## Set task:
Make an exact copy of the lines, leaving the pictures out.

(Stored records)
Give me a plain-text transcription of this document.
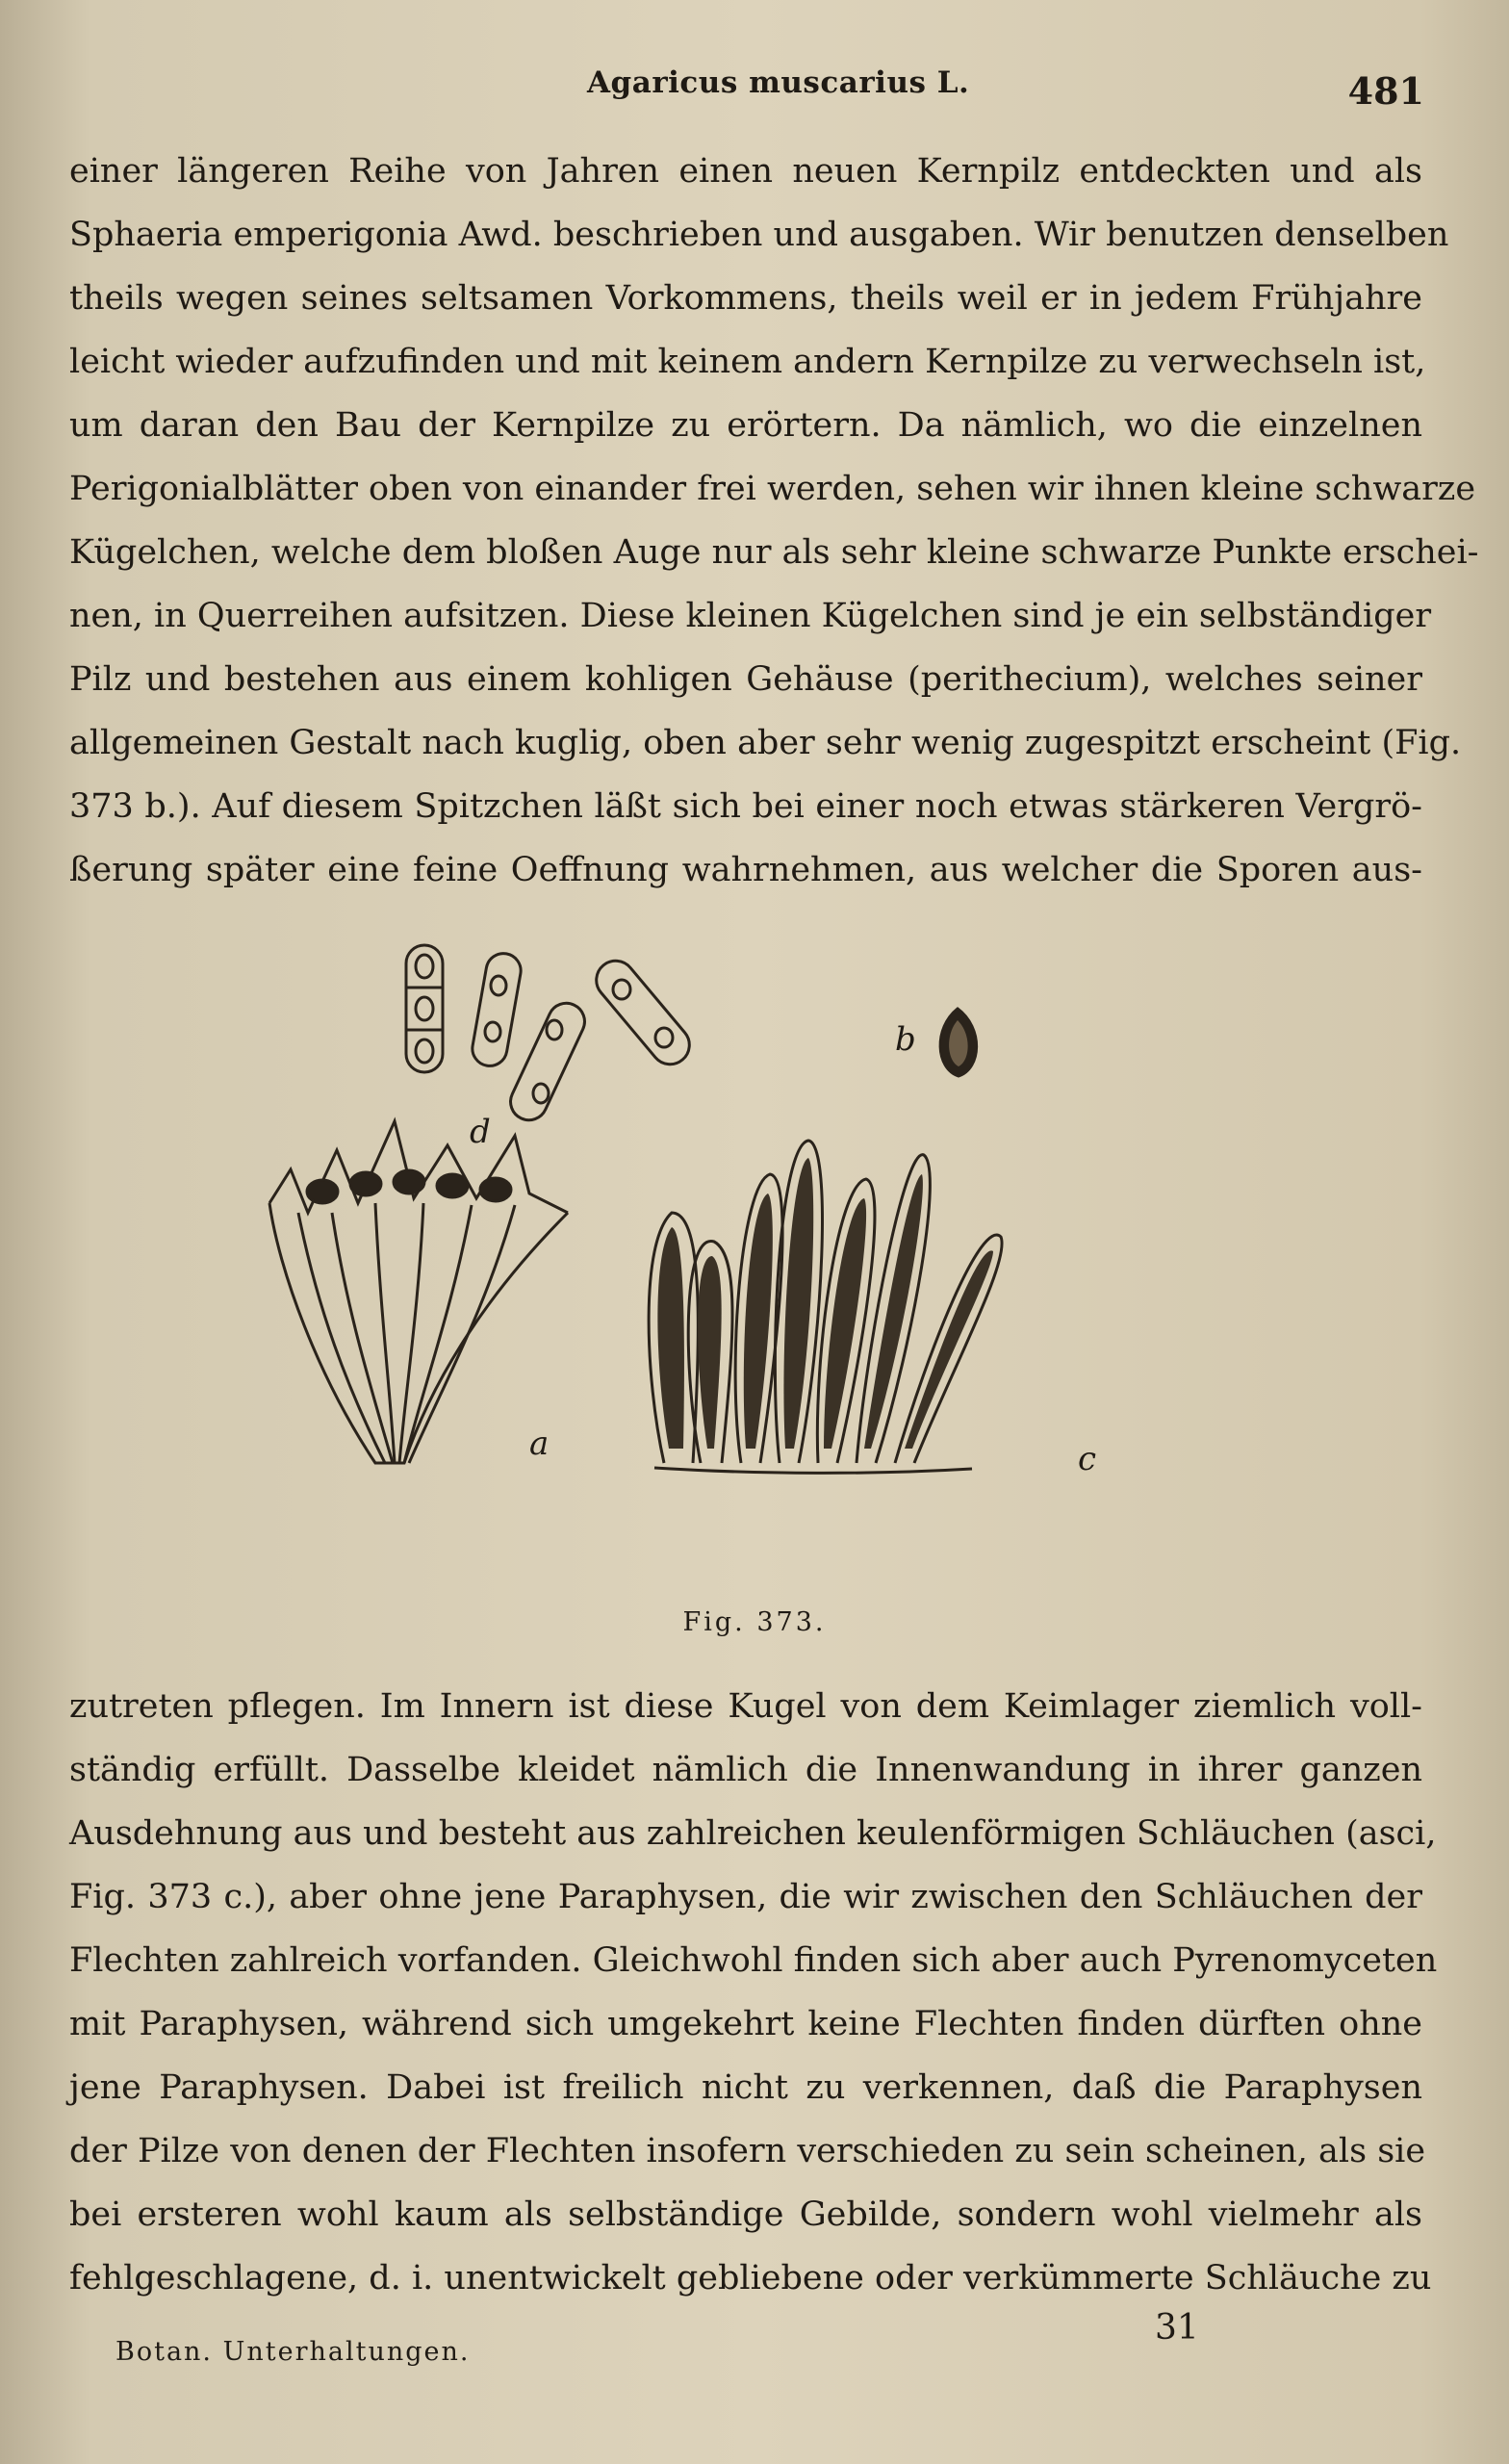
Agaricus muscarius L.	481
einer längeren Reihe von Jahren einen neuen Kernpilz entdeckten und als
Sphaeria emperigonia Awd. beschrieben und ausgaben. Wir benutzen denselben
theils wegen seines seltsamen Vorkommens, theils weil er in jedem Frühjahre
leicht wieder aufzufinden und mit keinem andern Kernpilze zu verwechseln ist,
um daran den Bau der Kernpilze zu erörtern. Da nämlich, wo die einzelnen
Perigonialblätter oben von einander frei werden, sehen wir ihnen kleine schwarze
Kügelchen, welche dem bloßen Auge nur als sehr kleine schwarze Punkte erschei-
nen, in Querreihen aufsitzen. Diese kleinen Kügelchen sind je ein selbständiger
Pilz und bestehen aus einem kohligen Gehäuse (perithecium), welches seiner
allgemeinen Gestalt nach kuglig, oben aber sehr wenig zugespitzt erscheint (Fig.
373 b.). Auf diesem Spitzchen läßt sich bei einer noch etwas stärkeren Vergrö-
ßerung später eine feine Oeffnung wahrnehmen, aus welcher die Sporen aus-
d
b
a	c
Fig. 373.
zutreten pflegen. Im Innern ist diese Kugel von dem Keimlager ziemlich voll-
ständig erfüllt. Dasselbe kleidet nämlich die Innenwandung in ihrer ganzen
Ausdehnung aus und besteht aus zahlreichen keulenförmigen Schläuchen (asci,
Fig. 373 c.), aber ohne jene Paraphysen, die wir zwischen den Schläuchen der
Flechten zahlreich vorfanden. Gleichwohl finden sich aber auch Pyrenomyceten
mit Paraphysen, während sich umgekehrt keine Flechten finden dürften ohne
jene Paraphysen. Dabei ist freilich nicht zu verkennen, daß die Paraphysen
der Pilze von denen der Flechten insofern verschieden zu sein scheinen, als sie
bei ersteren wohl kaum als selbständige Gebilde, sondern wohl vielmehr als
fehlgeschlagene, d. i. unentwickelt gebliebene oder verkümmerte Schläuche zu
Botan. Unterhaltungen.
31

## Output for this task:
Give me a plain-text transcription of this document.
Agaricus muscarius L.	481
einer längeren Reihe von Jahren einen neuen Kernpilz entdeckten und als
Sphaeria emperigonia Awd. beschrieben und ausgaben. Wir benutzen denselben
theils wegen seines seltsamen Vorkommens, theils weil er in jedem Frühjahre
leicht wieder aufzufinden und mit keinem andern Kernpilze zu verwechseln ist,
um daran den Bau der Kernpilze zu erörtern. Da nämlich, wo die einzelnen
Perigonialblätter oben von einander frei werden, sehen wir ihnen kleine schwarze
Kügelchen, welche dem bloßen Auge nur als sehr kleine schwarze Punkte erschei-
nen, in Querreihen aufsitzen. Diese kleinen Kügelchen sind je ein selbständiger
Pilz und bestehen aus einem kohligen Gehäuse (perithecium), welches seiner
allgemeinen Gestalt nach kuglig, oben aber sehr wenig zugespitzt erscheint (Fig.
373 b.). Auf diesem Spitzchen läßt sich bei einer noch etwas stärkeren Vergrö-
ßerung später eine feine Oeffnung wahrnehmen, aus welcher die Sporen aus-
d
b
a	c
Fig. 373.
zutreten pflegen. Im Innern ist diese Kugel von dem Keimlager ziemlich voll-
ständig erfüllt. Dasselbe kleidet nämlich die Innenwandung in ihrer ganzen
Ausdehnung aus und besteht aus zahlreichen keulenförmigen Schläuchen (asci,
Fig. 373 c.), aber ohne jene Paraphysen, die wir zwischen den Schläuchen der
Flechten zahlreich vorfanden. Gleichwohl finden sich aber auch Pyrenomyceten
mit Paraphysen, während sich umgekehrt keine Flechten finden dürften ohne
jene Paraphysen. Dabei ist freilich nicht zu verkennen, daß die Paraphysen
der Pilze von denen der Flechten insofern verschieden zu sein scheinen, als sie
bei ersteren wohl kaum als selbständige Gebilde, sondern wohl vielmehr als
fehlgeschlagene, d. i. unentwickelt gebliebene oder verkümmerte Schläuche zu
Botan. Unterhaltungen.
31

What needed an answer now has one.